(MATERIAL SHOWN Opens)
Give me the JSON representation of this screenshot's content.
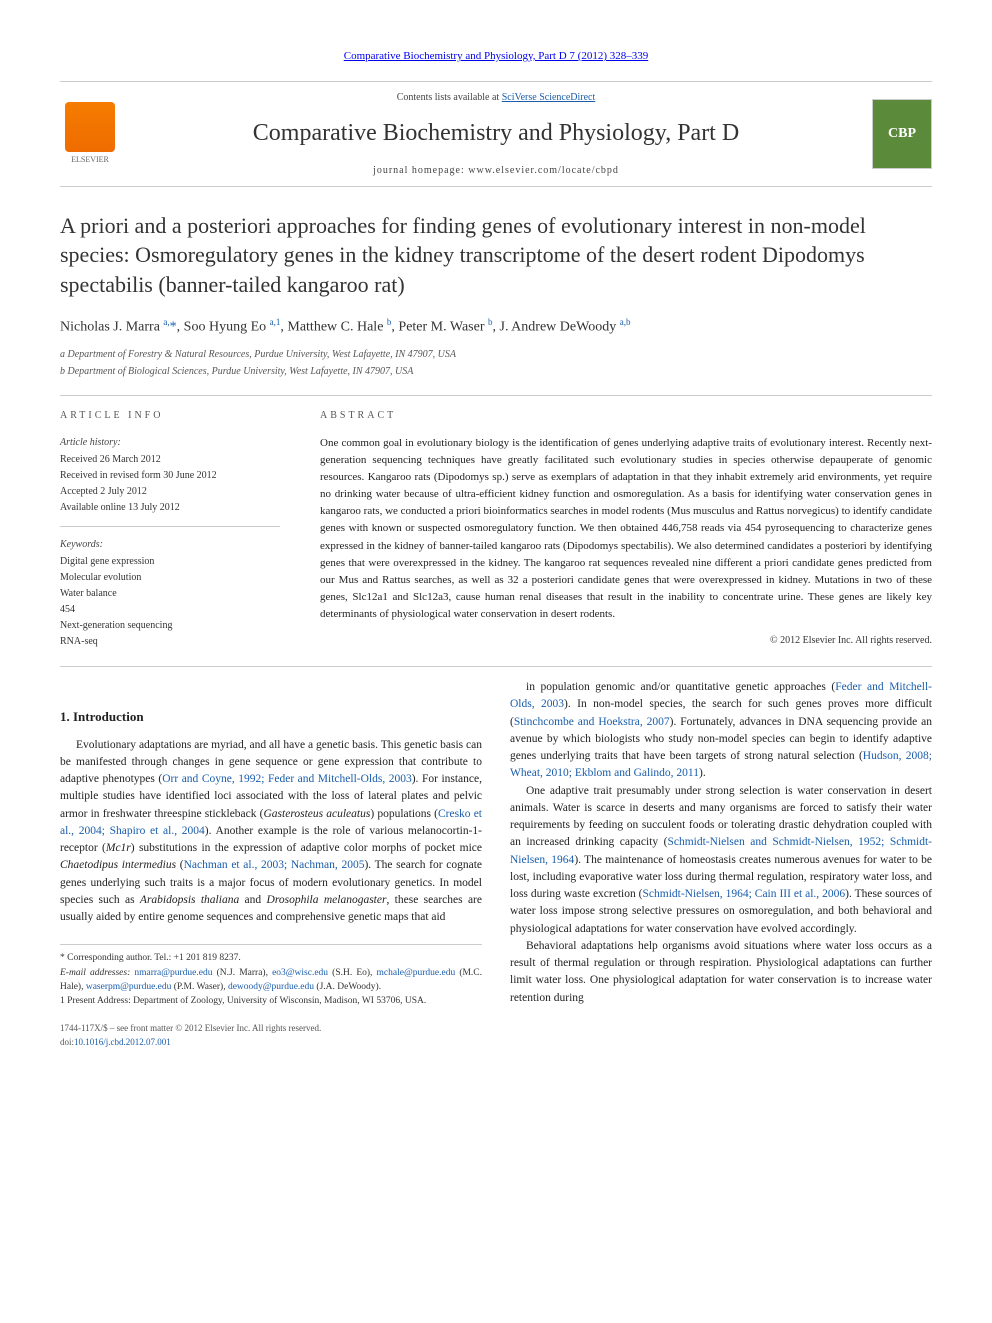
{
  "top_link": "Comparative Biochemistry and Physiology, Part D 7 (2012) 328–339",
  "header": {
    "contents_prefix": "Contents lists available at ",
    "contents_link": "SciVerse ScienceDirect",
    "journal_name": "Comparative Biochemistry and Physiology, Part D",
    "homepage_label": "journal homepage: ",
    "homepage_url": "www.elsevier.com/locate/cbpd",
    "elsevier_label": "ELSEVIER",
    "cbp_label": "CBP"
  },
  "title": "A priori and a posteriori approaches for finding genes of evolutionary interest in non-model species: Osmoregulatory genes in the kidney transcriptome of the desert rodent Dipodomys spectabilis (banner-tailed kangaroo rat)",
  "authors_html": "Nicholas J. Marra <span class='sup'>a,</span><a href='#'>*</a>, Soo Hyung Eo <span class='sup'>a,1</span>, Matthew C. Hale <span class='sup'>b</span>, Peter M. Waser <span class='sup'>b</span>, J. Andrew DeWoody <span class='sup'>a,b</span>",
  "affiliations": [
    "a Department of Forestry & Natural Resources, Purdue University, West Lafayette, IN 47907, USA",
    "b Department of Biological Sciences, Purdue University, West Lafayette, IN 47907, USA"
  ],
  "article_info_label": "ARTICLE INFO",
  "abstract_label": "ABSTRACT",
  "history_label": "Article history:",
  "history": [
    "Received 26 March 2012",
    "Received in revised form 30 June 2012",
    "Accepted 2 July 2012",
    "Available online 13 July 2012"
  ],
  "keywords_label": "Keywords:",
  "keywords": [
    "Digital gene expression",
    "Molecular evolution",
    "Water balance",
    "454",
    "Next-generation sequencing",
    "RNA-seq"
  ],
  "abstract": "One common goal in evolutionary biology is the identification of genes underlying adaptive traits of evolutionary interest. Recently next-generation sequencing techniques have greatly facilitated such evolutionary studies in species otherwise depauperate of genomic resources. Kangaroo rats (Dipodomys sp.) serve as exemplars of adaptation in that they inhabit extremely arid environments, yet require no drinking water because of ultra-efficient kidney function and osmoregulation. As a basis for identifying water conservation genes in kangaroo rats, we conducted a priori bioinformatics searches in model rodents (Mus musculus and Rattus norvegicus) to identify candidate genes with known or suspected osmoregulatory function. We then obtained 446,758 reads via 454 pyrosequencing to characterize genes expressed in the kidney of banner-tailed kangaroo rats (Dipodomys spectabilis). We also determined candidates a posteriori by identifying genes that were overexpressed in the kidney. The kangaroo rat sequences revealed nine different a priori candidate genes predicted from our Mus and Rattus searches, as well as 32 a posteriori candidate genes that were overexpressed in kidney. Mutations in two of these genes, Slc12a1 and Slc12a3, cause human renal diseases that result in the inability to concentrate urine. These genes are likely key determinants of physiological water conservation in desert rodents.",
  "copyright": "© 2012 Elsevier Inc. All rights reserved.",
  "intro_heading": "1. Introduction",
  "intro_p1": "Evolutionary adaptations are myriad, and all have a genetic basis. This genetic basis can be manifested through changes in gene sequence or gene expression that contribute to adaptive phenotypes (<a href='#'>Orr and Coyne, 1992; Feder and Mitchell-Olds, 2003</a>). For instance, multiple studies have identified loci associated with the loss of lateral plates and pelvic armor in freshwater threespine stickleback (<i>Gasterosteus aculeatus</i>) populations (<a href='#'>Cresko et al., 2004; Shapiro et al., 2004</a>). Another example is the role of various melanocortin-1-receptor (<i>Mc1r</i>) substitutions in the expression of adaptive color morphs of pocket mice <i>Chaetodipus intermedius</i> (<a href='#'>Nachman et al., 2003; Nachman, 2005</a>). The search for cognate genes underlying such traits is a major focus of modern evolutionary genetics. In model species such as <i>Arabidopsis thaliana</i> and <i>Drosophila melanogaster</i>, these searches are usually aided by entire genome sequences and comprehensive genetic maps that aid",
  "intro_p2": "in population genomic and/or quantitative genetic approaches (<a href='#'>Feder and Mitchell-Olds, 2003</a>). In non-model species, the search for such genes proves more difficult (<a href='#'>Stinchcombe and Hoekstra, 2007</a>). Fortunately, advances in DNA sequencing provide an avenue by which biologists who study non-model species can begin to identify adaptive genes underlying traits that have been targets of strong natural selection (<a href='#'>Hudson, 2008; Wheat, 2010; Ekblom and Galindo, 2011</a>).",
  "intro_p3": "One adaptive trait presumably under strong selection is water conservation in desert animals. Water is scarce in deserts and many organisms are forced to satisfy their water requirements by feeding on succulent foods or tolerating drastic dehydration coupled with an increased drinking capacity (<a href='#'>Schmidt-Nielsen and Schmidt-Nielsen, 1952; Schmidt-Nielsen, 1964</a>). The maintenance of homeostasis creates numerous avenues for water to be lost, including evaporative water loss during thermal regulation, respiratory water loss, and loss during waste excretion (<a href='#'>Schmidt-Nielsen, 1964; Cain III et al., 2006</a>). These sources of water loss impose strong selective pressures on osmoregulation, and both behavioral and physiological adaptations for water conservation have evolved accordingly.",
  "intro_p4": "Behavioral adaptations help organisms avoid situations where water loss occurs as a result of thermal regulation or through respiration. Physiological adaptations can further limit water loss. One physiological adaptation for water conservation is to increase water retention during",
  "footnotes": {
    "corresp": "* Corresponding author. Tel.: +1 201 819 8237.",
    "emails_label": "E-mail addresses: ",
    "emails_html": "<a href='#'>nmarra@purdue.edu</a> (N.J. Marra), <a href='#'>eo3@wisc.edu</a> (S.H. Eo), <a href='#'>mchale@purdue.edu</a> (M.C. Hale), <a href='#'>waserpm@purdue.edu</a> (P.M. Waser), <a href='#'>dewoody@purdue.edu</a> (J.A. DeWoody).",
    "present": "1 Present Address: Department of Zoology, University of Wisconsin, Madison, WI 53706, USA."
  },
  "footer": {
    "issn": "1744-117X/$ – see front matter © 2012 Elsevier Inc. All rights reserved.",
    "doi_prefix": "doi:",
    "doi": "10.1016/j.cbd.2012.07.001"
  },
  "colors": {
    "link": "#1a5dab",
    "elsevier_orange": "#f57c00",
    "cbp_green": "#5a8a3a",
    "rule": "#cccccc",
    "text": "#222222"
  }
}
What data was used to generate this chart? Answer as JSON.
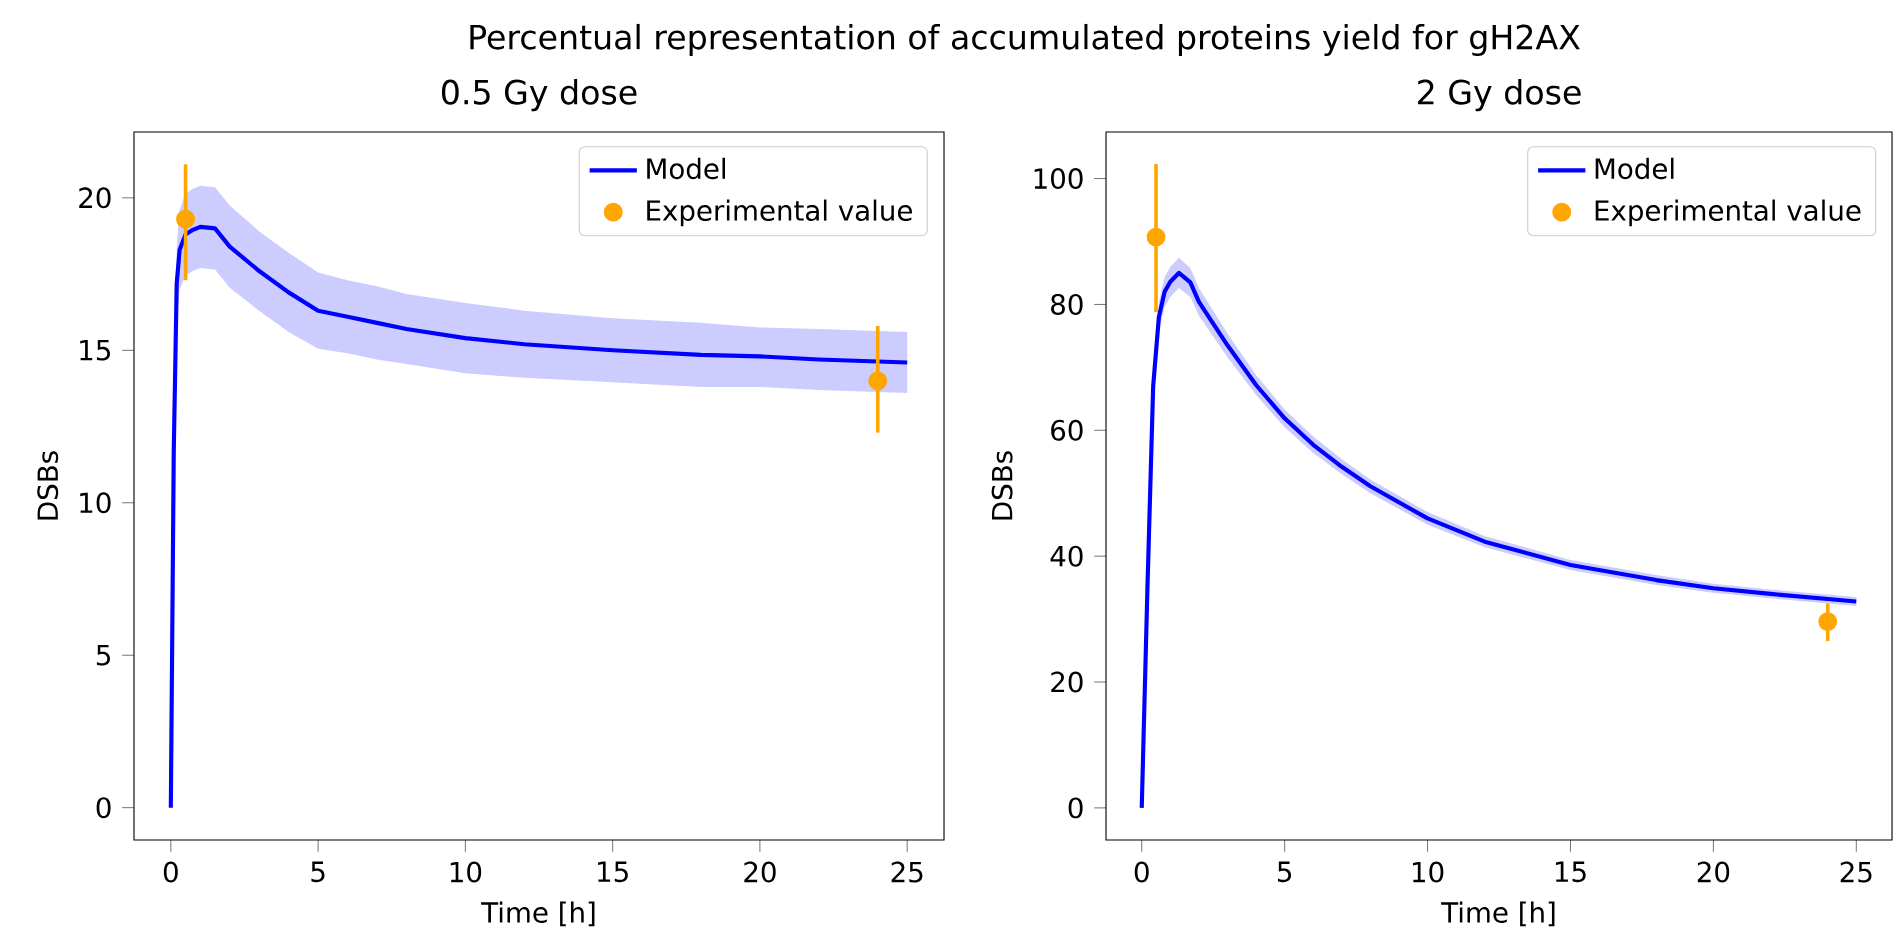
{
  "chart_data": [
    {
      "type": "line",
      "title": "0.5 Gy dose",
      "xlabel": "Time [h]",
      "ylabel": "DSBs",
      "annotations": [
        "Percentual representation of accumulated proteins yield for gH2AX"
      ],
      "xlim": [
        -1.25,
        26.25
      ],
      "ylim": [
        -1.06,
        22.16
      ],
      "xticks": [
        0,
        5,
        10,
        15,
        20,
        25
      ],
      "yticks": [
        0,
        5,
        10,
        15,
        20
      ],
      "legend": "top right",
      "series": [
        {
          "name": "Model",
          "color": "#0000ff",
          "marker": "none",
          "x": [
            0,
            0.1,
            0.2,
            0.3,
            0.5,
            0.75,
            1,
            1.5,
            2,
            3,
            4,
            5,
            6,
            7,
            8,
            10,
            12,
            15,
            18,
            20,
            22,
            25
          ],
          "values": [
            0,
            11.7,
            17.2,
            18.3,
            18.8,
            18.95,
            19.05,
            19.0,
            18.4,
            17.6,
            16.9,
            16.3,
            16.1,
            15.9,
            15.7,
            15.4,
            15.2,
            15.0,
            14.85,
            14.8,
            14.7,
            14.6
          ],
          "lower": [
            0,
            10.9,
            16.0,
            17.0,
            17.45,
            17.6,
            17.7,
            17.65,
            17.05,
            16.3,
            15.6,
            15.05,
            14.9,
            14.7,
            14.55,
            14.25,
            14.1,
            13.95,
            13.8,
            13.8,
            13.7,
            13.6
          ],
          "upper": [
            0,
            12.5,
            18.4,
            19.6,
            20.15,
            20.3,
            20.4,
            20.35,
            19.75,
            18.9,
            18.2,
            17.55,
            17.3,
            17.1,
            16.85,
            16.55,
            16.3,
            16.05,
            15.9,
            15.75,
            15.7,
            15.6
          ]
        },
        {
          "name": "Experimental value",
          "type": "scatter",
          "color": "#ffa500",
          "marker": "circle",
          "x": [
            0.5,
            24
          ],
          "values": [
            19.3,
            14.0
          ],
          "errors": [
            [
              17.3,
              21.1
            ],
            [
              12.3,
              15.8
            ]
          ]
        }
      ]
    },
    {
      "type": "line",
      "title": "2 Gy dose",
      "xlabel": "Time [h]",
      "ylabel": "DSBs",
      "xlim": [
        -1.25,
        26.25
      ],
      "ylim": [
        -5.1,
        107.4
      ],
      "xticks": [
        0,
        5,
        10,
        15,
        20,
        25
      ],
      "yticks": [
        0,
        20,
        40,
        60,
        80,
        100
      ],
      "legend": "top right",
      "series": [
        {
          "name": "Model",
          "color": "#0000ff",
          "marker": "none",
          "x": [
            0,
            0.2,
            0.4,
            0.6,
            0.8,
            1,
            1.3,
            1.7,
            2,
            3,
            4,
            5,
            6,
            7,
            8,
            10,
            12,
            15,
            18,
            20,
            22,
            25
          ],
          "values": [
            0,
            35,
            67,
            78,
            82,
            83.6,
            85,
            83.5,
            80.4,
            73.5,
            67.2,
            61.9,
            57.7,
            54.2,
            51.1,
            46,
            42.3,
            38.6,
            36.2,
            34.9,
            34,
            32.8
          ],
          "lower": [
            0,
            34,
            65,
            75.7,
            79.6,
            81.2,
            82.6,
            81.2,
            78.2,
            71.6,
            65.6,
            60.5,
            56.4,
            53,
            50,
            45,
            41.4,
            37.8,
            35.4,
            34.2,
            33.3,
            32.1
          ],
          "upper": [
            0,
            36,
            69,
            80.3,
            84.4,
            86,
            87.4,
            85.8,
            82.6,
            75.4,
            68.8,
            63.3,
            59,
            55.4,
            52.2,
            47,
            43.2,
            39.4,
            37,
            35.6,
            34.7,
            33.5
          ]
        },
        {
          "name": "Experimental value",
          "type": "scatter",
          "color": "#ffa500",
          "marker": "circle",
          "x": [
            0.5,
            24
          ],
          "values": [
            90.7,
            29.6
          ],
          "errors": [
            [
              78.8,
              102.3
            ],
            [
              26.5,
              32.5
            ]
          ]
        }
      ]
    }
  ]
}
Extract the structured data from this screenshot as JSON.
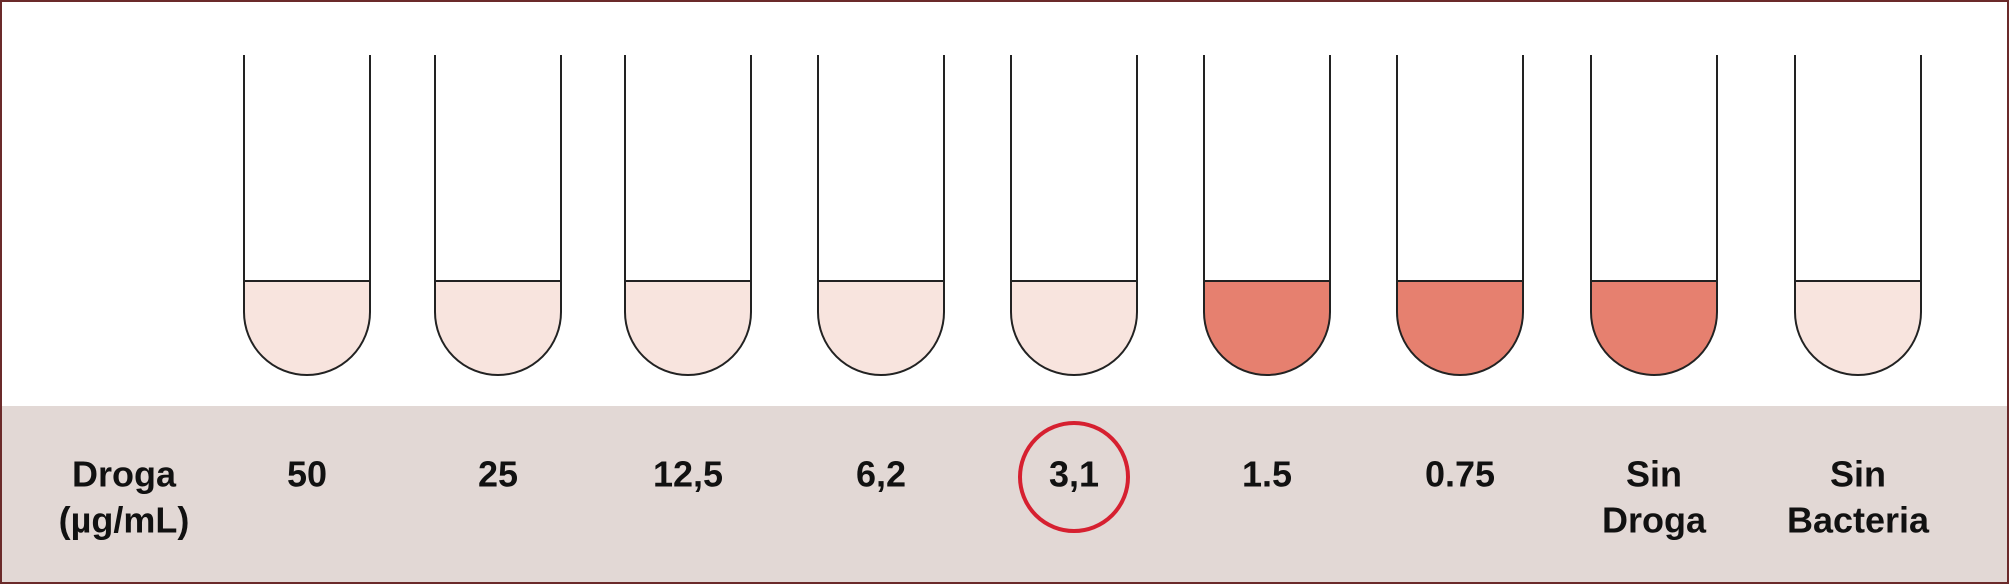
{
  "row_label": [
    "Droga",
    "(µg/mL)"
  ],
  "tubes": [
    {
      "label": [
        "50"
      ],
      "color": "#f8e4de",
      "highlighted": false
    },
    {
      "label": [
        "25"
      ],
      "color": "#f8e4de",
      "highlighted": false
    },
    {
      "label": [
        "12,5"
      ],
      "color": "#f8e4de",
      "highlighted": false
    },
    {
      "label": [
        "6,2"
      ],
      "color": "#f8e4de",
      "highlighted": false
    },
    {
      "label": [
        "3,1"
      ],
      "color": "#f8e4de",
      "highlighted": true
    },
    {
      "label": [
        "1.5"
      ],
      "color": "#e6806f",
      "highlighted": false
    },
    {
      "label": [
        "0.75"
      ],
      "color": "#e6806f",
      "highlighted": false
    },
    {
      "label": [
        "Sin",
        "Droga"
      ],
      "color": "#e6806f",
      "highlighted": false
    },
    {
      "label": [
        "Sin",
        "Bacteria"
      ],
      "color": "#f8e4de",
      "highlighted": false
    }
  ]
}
(MATERIAL SHOWN Closes)
== WHAT TO DO ==
Pull out all lines of the data with the string "representation".

== ANSWER SECTION ==
Give me the JSON representation of this screenshot's content.
        "Percentual representation of accumulated proteins yield for gH2AX"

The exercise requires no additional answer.